___ Dataset content ___

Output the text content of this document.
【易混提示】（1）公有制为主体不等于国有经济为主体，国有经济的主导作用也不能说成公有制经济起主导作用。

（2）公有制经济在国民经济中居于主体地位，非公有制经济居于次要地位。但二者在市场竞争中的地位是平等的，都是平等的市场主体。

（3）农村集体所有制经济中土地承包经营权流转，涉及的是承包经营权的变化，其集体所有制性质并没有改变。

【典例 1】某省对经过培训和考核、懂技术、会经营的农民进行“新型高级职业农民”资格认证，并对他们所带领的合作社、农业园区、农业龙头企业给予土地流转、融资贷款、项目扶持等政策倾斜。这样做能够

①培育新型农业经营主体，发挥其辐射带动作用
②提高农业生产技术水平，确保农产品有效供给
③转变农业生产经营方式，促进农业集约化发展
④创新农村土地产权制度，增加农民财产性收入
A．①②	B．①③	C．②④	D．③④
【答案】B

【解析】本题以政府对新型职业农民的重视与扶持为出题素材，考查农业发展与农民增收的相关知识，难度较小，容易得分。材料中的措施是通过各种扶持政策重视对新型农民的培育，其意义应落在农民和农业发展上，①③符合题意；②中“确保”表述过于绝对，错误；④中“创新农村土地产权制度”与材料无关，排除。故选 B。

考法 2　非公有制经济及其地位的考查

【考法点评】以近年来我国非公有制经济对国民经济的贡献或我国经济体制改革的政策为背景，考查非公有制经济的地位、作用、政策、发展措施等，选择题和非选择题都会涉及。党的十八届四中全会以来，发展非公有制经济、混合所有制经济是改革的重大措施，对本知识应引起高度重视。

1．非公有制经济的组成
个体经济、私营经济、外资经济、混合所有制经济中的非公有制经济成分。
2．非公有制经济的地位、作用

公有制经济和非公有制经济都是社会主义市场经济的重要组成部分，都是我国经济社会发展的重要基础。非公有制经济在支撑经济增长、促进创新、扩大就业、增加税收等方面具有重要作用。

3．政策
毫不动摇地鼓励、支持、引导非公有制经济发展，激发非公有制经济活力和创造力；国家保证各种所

___
___ Dataset content ___

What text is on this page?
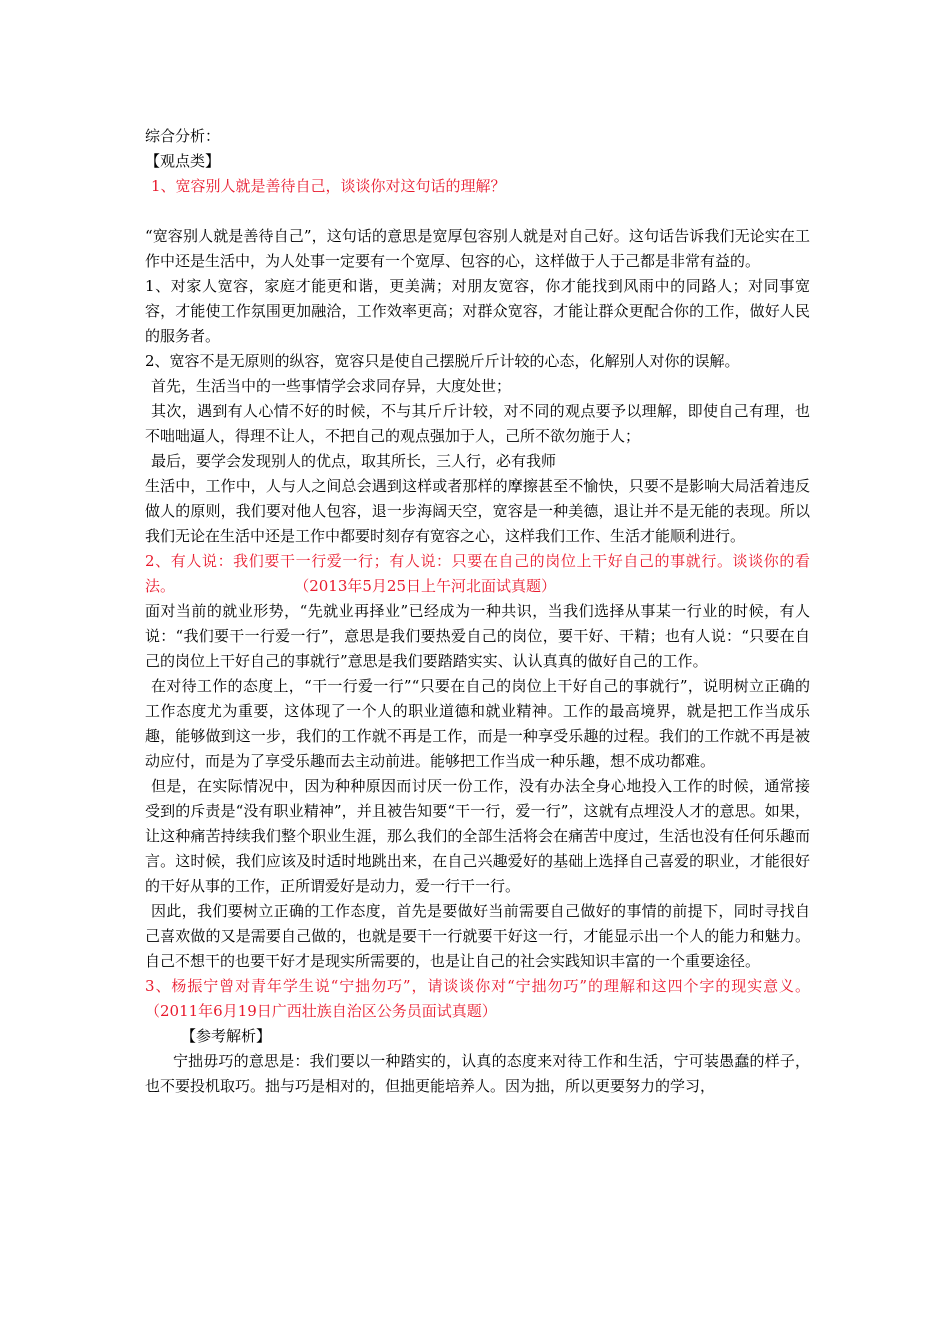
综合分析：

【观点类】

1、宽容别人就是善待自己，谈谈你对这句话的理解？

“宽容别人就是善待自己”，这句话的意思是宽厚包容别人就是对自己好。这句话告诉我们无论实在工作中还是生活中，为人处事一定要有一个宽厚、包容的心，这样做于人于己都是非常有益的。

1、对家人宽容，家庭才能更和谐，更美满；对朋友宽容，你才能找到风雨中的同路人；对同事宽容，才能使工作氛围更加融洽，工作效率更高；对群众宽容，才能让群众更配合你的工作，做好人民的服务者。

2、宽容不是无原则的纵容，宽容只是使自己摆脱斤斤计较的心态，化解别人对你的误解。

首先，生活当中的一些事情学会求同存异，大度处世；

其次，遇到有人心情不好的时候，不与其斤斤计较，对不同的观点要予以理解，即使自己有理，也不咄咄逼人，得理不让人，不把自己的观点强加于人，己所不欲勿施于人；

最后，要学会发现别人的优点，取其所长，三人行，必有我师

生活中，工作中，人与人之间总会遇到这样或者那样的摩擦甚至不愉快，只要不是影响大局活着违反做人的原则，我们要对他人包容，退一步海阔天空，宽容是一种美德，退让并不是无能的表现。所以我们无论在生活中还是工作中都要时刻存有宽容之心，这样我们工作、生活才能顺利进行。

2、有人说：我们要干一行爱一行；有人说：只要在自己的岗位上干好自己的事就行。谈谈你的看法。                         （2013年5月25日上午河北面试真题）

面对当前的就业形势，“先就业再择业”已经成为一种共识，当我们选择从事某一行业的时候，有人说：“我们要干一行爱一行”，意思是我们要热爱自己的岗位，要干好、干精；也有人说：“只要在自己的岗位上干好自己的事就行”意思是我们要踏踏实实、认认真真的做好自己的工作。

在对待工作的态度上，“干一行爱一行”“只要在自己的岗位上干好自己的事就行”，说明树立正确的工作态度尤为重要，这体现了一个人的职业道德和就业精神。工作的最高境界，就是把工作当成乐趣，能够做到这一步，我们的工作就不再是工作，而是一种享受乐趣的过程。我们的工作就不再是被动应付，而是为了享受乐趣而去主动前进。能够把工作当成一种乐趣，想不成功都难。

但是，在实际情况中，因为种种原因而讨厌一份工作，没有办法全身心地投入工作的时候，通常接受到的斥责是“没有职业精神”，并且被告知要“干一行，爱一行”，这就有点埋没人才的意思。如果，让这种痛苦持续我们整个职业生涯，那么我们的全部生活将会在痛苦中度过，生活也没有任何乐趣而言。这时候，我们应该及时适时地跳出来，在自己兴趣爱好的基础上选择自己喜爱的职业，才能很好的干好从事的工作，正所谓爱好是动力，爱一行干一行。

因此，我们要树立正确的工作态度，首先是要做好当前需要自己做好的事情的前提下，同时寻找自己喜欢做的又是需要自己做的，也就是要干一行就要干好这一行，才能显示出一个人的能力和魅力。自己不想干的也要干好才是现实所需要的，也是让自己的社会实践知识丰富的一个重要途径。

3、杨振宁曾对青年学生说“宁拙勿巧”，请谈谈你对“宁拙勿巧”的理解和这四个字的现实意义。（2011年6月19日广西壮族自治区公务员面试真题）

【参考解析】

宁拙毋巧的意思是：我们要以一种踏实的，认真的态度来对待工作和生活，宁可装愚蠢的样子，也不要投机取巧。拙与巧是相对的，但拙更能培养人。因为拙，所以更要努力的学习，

___

[Work instructions]:
Scan the records for the string "我们要干一行爱一行". Copy each line in which it appears.

[The reply]:
2、有人说：我们要干一行爱一行；有人说：只要在自己的岗位上干好自己的事就行。谈谈你的看法。                         （2013年5月25日上午河北面试真题）
面对当前的就业形势，“先就业再择业”已经成为一种共识，当我们选择从事某一行业的时候，有人说：“我们要干一行爱一行”，意思是我们要热爱自己的岗位，要干好、干精；也有人说：“只要在自己的岗位上干好自己的事就行”意思是我们要踏踏实实、认认真真的做好自己的工作。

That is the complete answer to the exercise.